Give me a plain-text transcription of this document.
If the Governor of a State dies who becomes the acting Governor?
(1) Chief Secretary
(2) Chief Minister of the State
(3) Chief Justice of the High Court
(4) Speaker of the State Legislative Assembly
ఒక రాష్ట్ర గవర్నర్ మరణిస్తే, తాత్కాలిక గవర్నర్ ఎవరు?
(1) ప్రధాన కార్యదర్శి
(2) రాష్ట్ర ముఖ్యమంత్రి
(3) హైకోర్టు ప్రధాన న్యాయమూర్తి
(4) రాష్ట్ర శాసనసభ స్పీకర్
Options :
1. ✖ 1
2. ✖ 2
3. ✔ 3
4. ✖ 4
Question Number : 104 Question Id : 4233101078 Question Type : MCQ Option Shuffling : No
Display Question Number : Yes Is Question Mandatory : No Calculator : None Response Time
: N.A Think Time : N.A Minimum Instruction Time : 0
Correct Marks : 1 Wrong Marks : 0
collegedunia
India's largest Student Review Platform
- - - - -
Directions for this task: Reproduce all the records precisely.

Solution:
Give me a plain-text transcription of this document.
If the Governor of a State dies who becomes the acting Governor?
(1) Chief Secretary
(2) Chief Minister of the State
(3) Chief Justice of the High Court
(4) Speaker of the State Legislative Assembly
ఒక రాష్ట్ర గవర్నర్ మరణిస్తే, తాత్కాలిక గవర్నర్ ఎవరు?
(1) ప్రధాన కార్యదర్శి
(2) రాష్ట్ర ముఖ్యమంత్రి
(3) హైకోర్టు ప్రధాన న్యాయమూర్తి
(4) రాష్ట్ర శాసనసభ స్పీకర్
Options :
1. ✖ 1
2. ✖ 2
3. ✔ 3
4. ✖ 4
Question Number : 104 Question Id : 4233101078 Question Type : MCQ Option Shuffling : No
Display Question Number : Yes Is Question Mandatory : No Calculator : None Response Time
: N.A Think Time : N.A Minimum Instruction Time : 0
Correct Marks : 1 Wrong Marks : 0
collegedunia
India's largest Student Review Platform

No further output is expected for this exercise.